(Saved data entries)
-- START --

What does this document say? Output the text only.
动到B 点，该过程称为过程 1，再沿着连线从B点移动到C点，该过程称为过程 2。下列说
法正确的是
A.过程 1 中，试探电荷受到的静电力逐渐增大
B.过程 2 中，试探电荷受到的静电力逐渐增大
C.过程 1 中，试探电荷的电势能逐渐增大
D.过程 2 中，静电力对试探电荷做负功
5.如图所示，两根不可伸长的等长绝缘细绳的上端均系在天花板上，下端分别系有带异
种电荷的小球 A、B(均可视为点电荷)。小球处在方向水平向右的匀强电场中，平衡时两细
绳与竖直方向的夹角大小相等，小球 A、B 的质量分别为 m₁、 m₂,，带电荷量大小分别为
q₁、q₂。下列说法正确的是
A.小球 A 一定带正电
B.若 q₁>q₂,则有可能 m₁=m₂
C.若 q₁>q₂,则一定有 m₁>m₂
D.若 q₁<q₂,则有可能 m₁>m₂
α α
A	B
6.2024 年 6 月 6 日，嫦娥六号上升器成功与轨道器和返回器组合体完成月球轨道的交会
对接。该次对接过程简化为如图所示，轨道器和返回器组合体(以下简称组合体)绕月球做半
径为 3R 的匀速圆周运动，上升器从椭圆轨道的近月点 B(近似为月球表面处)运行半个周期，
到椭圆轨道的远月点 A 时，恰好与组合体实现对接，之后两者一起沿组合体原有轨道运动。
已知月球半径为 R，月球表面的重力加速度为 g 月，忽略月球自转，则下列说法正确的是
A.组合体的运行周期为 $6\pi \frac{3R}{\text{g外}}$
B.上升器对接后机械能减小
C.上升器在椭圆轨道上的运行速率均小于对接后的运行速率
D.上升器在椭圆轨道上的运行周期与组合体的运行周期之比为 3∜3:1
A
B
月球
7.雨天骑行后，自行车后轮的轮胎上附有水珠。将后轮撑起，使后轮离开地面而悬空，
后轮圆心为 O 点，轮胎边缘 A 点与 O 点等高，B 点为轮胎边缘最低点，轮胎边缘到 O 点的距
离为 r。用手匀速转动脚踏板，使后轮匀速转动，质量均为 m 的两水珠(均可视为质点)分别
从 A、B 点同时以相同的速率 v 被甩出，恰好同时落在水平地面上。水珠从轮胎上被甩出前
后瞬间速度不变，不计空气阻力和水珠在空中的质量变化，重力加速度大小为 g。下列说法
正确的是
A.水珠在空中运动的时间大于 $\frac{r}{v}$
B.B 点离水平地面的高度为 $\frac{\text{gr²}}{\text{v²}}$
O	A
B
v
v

-- END --

_What this task involves_
Every record shown above must be echoed exactly.

_Solution for this problem_
What does this document say? Output the text only.
动到B 点，该过程称为过程 1，再沿着连线从B点移动到C点，该过程称为过程 2。下列说
法正确的是
A.过程 1 中，试探电荷受到的静电力逐渐增大
B.过程 2 中，试探电荷受到的静电力逐渐增大
C.过程 1 中，试探电荷的电势能逐渐增大
D.过程 2 中，静电力对试探电荷做负功
5.如图所示，两根不可伸长的等长绝缘细绳的上端均系在天花板上，下端分别系有带异
种电荷的小球 A、B(均可视为点电荷)。小球处在方向水平向右的匀强电场中，平衡时两细
绳与竖直方向的夹角大小相等，小球 A、B 的质量分别为 m₁、 m₂,，带电荷量大小分别为
q₁、q₂。下列说法正确的是
A.小球 A 一定带正电
B.若 q₁>q₂,则有可能 m₁=m₂
C.若 q₁>q₂,则一定有 m₁>m₂
D.若 q₁<q₂,则有可能 m₁>m₂
α α
A	B
6.2024 年 6 月 6 日，嫦娥六号上升器成功与轨道器和返回器组合体完成月球轨道的交会
对接。该次对接过程简化为如图所示，轨道器和返回器组合体(以下简称组合体)绕月球做半
径为 3R 的匀速圆周运动，上升器从椭圆轨道的近月点 B(近似为月球表面处)运行半个周期，
到椭圆轨道的远月点 A 时，恰好与组合体实现对接，之后两者一起沿组合体原有轨道运动。
已知月球半径为 R，月球表面的重力加速度为 g 月，忽略月球自转，则下列说法正确的是
A.组合体的运行周期为 $6\pi \frac{3R}{\text{g外}}$
B.上升器对接后机械能减小
C.上升器在椭圆轨道上的运行速率均小于对接后的运行速率
D.上升器在椭圆轨道上的运行周期与组合体的运行周期之比为 3∜3:1
A
B
月球
7.雨天骑行后，自行车后轮的轮胎上附有水珠。将后轮撑起，使后轮离开地面而悬空，
后轮圆心为 O 点，轮胎边缘 A 点与 O 点等高，B 点为轮胎边缘最低点，轮胎边缘到 O 点的距
离为 r。用手匀速转动脚踏板，使后轮匀速转动，质量均为 m 的两水珠(均可视为质点)分别
从 A、B 点同时以相同的速率 v 被甩出，恰好同时落在水平地面上。水珠从轮胎上被甩出前
后瞬间速度不变，不计空气阻力和水珠在空中的质量变化，重力加速度大小为 g。下列说法
正确的是
A.水珠在空中运动的时间大于 $\frac{r}{v}$
B.B 点离水平地面的高度为 $\frac{\text{gr²}}{\text{v²}}$
O	A
B
v
v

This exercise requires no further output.